What the task asks ▸ Copy the data below exactly.
* BEGIN Information supplied *
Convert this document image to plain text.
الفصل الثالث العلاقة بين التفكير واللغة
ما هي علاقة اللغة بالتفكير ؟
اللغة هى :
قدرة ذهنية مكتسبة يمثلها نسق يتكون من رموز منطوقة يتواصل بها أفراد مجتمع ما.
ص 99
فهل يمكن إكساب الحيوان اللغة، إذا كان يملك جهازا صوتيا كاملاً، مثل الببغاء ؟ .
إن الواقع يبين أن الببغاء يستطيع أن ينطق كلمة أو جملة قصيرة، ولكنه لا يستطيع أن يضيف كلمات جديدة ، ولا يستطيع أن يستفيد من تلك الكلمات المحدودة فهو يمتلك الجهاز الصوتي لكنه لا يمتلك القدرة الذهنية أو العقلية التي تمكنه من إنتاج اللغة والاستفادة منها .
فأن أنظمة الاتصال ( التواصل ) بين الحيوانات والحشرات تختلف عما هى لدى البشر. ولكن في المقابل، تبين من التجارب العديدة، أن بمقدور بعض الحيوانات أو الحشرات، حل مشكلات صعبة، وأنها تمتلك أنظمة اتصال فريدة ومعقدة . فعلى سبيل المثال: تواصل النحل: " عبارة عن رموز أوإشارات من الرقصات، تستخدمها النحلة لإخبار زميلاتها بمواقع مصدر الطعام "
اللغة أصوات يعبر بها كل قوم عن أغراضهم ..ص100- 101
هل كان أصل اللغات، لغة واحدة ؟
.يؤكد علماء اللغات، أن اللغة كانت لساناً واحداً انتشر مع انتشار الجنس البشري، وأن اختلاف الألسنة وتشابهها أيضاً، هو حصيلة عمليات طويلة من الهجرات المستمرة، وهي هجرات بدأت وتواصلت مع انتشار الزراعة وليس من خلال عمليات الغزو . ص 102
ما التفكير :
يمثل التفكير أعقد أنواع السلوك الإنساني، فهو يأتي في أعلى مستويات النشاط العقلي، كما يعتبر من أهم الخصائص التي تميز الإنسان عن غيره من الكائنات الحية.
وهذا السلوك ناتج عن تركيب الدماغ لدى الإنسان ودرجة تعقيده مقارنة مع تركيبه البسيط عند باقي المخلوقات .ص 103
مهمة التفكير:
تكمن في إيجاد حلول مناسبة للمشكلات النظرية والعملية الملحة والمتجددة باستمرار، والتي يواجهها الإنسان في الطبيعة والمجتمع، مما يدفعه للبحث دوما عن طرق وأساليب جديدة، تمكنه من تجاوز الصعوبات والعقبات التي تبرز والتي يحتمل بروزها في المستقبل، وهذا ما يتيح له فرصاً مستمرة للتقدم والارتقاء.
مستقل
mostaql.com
* END Information supplied *
Result of this exercise ▸
Convert this document image to plain text.
الفصل الثالث العلاقة بين التفكير واللغة
ما هي علاقة اللغة بالتفكير ؟
اللغة هى :
قدرة ذهنية مكتسبة يمثلها نسق يتكون من رموز منطوقة يتواصل بها أفراد مجتمع ما.
ص 99
فهل يمكن إكساب الحيوان اللغة، إذا كان يملك جهازا صوتيا كاملاً، مثل الببغاء ؟ .
إن الواقع يبين أن الببغاء يستطيع أن ينطق كلمة أو جملة قصيرة، ولكنه لا يستطيع أن يضيف كلمات جديدة ، ولا يستطيع أن يستفيد من تلك الكلمات المحدودة فهو يمتلك الجهاز الصوتي لكنه لا يمتلك القدرة الذهنية أو العقلية التي تمكنه من إنتاج اللغة والاستفادة منها .
فأن أنظمة الاتصال ( التواصل ) بين الحيوانات والحشرات تختلف عما هى لدى البشر. ولكن في المقابل، تبين من التجارب العديدة، أن بمقدور بعض الحيوانات أو الحشرات، حل مشكلات صعبة، وأنها تمتلك أنظمة اتصال فريدة ومعقدة . فعلى سبيل المثال: تواصل النحل: " عبارة عن رموز أوإشارات من الرقصات، تستخدمها النحلة لإخبار زميلاتها بمواقع مصدر الطعام "
اللغة أصوات يعبر بها كل قوم عن أغراضهم ..ص100- 101
هل كان أصل اللغات، لغة واحدة ؟
.يؤكد علماء اللغات، أن اللغة كانت لساناً واحداً انتشر مع انتشار الجنس البشري، وأن اختلاف الألسنة وتشابهها أيضاً، هو حصيلة عمليات طويلة من الهجرات المستمرة، وهي هجرات بدأت وتواصلت مع انتشار الزراعة وليس من خلال عمليات الغزو . ص 102
ما التفكير :
يمثل التفكير أعقد أنواع السلوك الإنساني، فهو يأتي في أعلى مستويات النشاط العقلي، كما يعتبر من أهم الخصائص التي تميز الإنسان عن غيره من الكائنات الحية.
وهذا السلوك ناتج عن تركيب الدماغ لدى الإنسان ودرجة تعقيده مقارنة مع تركيبه البسيط عند باقي المخلوقات .ص 103
مهمة التفكير:
تكمن في إيجاد حلول مناسبة للمشكلات النظرية والعملية الملحة والمتجددة باستمرار، والتي يواجهها الإنسان في الطبيعة والمجتمع، مما يدفعه للبحث دوما عن طرق وأساليب جديدة، تمكنه من تجاوز الصعوبات والعقبات التي تبرز والتي يحتمل بروزها في المستقبل، وهذا ما يتيح له فرصاً مستمرة للتقدم والارتقاء.
مستقل
mostaql.com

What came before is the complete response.